> _Work to do_
Copy each line that contains the word "these".

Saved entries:

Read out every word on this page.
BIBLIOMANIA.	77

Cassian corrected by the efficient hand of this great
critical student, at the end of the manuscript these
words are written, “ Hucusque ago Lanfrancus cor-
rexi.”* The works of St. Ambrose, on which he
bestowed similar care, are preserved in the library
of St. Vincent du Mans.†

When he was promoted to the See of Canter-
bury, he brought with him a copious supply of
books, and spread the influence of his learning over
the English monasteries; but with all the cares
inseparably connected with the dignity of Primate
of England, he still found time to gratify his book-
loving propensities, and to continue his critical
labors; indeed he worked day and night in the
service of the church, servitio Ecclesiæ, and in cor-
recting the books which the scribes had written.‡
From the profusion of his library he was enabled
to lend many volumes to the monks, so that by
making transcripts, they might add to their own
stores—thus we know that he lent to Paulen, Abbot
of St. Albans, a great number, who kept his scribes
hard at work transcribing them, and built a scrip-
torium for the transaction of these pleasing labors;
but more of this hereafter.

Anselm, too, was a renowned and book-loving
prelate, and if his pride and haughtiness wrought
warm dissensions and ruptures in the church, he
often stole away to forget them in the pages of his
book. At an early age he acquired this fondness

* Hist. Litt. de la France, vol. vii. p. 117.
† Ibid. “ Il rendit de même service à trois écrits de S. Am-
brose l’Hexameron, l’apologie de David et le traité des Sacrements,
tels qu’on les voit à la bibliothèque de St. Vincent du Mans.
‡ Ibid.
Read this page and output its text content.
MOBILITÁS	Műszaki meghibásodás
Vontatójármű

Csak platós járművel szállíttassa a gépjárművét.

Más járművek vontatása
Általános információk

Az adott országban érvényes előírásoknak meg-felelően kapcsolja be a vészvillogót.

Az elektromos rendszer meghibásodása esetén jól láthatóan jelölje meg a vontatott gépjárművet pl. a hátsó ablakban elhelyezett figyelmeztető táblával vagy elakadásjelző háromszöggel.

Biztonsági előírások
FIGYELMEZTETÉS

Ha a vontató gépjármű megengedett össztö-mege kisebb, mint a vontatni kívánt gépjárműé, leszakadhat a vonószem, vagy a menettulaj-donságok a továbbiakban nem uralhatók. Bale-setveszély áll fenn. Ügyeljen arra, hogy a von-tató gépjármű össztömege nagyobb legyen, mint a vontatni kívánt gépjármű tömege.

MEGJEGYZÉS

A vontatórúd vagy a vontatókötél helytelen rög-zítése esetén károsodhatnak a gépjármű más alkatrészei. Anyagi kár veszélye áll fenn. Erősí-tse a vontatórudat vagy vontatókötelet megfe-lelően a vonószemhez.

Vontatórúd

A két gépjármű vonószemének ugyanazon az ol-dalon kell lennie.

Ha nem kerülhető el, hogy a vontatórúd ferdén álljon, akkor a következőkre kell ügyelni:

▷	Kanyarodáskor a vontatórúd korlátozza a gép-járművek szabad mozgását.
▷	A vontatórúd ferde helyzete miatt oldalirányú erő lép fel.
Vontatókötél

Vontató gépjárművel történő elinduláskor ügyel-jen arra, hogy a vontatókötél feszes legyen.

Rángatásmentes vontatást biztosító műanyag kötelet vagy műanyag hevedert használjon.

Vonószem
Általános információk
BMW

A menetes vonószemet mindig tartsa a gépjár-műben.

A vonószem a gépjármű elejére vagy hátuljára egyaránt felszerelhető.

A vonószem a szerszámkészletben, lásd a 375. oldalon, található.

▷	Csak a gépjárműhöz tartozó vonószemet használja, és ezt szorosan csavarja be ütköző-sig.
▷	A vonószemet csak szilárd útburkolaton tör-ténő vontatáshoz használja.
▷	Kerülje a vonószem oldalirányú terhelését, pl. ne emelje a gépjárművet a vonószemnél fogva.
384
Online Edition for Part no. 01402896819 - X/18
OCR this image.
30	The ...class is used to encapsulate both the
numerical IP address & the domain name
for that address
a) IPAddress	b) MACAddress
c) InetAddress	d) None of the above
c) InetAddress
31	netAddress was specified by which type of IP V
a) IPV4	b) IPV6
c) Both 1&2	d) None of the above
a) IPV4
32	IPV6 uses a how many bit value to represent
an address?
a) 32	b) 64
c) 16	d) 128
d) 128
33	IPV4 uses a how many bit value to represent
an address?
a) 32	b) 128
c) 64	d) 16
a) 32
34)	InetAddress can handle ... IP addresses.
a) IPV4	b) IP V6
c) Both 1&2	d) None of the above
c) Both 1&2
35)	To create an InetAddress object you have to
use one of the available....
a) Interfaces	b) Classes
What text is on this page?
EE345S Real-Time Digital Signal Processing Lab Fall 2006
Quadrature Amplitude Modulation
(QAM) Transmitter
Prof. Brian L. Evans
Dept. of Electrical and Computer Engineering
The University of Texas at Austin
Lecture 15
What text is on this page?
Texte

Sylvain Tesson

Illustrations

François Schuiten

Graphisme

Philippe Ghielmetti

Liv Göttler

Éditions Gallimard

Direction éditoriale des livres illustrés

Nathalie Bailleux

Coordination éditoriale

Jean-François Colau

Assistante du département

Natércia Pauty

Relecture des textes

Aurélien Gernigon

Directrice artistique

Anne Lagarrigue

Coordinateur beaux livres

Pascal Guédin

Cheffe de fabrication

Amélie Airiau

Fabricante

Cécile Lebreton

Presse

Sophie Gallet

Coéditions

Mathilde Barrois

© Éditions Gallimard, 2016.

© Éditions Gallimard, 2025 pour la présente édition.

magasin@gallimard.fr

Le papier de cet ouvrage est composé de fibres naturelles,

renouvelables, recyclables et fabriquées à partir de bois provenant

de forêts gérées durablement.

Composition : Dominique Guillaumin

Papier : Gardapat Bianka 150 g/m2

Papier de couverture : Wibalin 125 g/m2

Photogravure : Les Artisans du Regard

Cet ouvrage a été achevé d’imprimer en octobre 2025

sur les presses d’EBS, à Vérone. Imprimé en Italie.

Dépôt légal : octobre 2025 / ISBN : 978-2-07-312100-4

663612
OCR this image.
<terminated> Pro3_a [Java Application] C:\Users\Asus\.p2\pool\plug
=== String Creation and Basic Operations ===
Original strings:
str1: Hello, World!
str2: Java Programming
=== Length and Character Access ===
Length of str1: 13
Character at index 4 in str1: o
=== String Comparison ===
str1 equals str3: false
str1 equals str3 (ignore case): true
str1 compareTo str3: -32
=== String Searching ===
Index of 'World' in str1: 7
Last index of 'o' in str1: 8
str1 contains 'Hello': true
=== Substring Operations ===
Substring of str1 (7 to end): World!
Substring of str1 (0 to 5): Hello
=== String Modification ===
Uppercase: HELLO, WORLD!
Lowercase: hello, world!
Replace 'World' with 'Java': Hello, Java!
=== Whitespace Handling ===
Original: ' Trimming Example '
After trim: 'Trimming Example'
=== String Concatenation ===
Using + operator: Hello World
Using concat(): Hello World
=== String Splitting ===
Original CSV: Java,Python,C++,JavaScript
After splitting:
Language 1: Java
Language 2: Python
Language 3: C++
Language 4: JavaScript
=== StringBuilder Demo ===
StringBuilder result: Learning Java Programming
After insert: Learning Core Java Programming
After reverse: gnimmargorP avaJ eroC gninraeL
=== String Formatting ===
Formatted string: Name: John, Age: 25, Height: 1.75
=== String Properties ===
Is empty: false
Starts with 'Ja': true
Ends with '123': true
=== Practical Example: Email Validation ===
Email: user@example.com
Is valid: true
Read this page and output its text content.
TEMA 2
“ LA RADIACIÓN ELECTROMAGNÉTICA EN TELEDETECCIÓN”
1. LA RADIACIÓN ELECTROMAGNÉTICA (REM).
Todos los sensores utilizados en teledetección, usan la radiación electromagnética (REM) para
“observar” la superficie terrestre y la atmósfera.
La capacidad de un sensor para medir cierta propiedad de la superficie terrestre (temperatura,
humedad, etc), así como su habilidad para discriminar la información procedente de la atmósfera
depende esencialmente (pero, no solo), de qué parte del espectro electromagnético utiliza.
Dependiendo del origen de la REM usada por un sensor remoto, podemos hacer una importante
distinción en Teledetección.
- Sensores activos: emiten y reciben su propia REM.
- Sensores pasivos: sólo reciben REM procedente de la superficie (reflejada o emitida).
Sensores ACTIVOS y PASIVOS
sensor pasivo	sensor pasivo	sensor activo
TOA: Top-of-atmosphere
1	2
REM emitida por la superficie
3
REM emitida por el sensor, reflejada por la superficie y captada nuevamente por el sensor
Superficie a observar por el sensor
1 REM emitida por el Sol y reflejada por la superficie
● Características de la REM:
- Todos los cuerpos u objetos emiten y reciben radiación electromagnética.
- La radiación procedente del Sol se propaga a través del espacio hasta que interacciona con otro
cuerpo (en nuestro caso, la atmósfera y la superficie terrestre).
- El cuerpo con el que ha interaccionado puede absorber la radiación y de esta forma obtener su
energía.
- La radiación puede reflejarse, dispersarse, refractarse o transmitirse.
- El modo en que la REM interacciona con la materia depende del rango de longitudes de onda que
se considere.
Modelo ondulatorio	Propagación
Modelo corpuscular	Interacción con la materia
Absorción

> _Written answer_
critical student, at the end of the manuscript these
torium for the transaction of these pleasing labors;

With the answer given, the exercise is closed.